Seek out every line containing the word "JSON", and copy each.
### Information supplied ###
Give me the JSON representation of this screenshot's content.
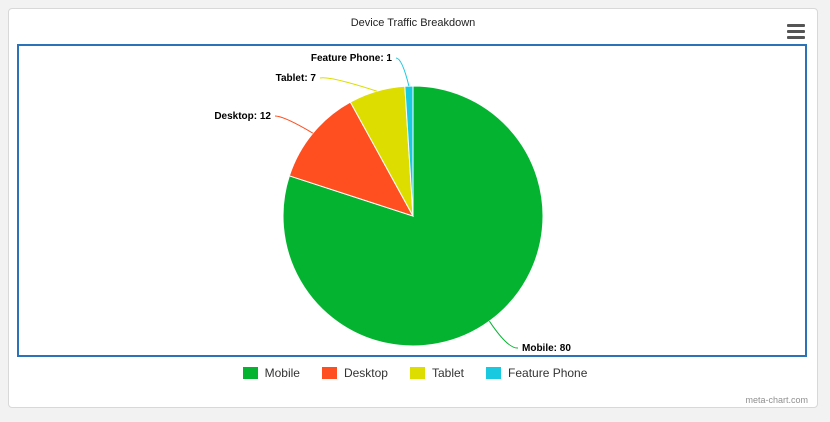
{
  "chart_data": {
    "type": "pie",
    "title": "Device Traffic Breakdown",
    "slices": [
      {
        "label": "Mobile",
        "value": 80,
        "color": "#04b431",
        "data_label": "Mobile: 80"
      },
      {
        "label": "Desktop",
        "value": 12,
        "color": "#ff4e1f",
        "data_label": "Desktop: 12"
      },
      {
        "label": "Tablet",
        "value": 7,
        "color": "#dddd00",
        "data_label": "Tablet: 7"
      },
      {
        "label": "Feature Phone",
        "value": 1,
        "color": "#18c9e0",
        "data_label": "Feature Phone: 1"
      }
    ],
    "legend_position": "bottom"
  },
  "menu": {
    "icon": "hamburger-menu-icon"
  },
  "credits": {
    "text": "meta-chart.com"
  }
}
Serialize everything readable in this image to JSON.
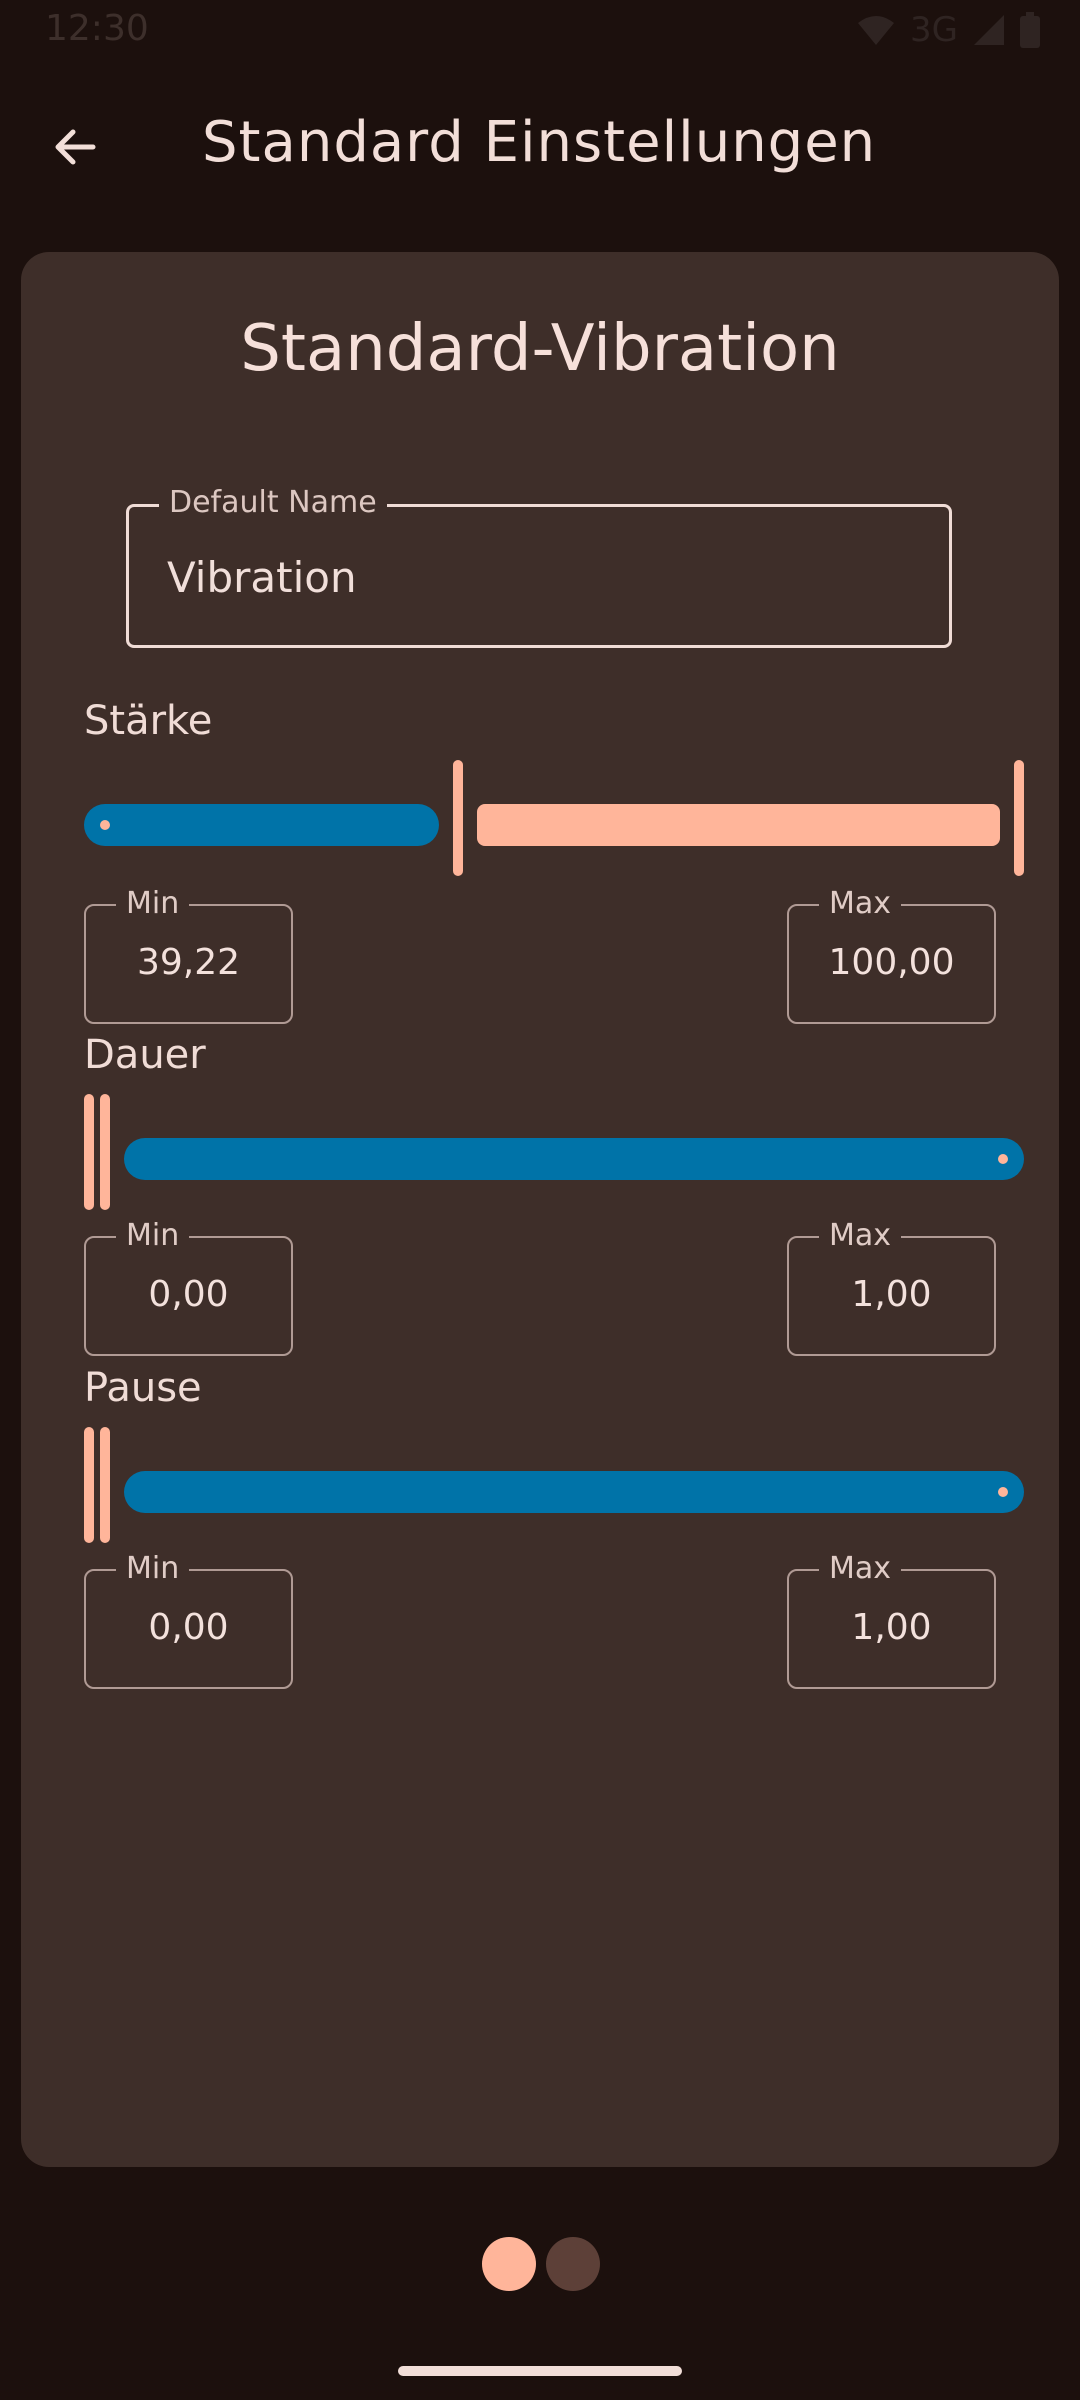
{
  "status_bar": {
    "time": "12:30",
    "network": "3G"
  },
  "header": {
    "title": "Standard Einstellungen"
  },
  "card": {
    "title": "Standard-Vibration",
    "name_field": {
      "label": "Default Name",
      "value": "Vibration"
    }
  },
  "sections": {
    "staerke": {
      "label": "Stärke",
      "slider": {
        "min": 39.22,
        "max": 100.0,
        "range": [
          0,
          100
        ]
      },
      "min_box": {
        "label": "Min",
        "value": "39,22"
      },
      "max_box": {
        "label": "Max",
        "value": "100,00"
      }
    },
    "dauer": {
      "label": "Dauer",
      "slider": {
        "min": 0.0,
        "max": 1.0,
        "range": [
          0,
          100
        ]
      },
      "min_box": {
        "label": "Min",
        "value": "0,00"
      },
      "max_box": {
        "label": "Max",
        "value": "1,00"
      }
    },
    "pause": {
      "label": "Pause",
      "slider": {
        "min": 0.0,
        "max": 1.0,
        "range": [
          0,
          100
        ]
      },
      "min_box": {
        "label": "Min",
        "value": "0,00"
      },
      "max_box": {
        "label": "Max",
        "value": "1,00"
      }
    }
  },
  "pager": {
    "page_count": 2,
    "current_page": 1
  },
  "colors": {
    "background": "#1c100d",
    "card": "#3e2e29",
    "accent": "#ffb59a",
    "track_active": "#0073a8",
    "pager_inactive": "#5d4038"
  }
}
###
Answer to this exercise:
Give me the JSON representation of this screenshot's content.
Serialize everything readable in this image to JSON.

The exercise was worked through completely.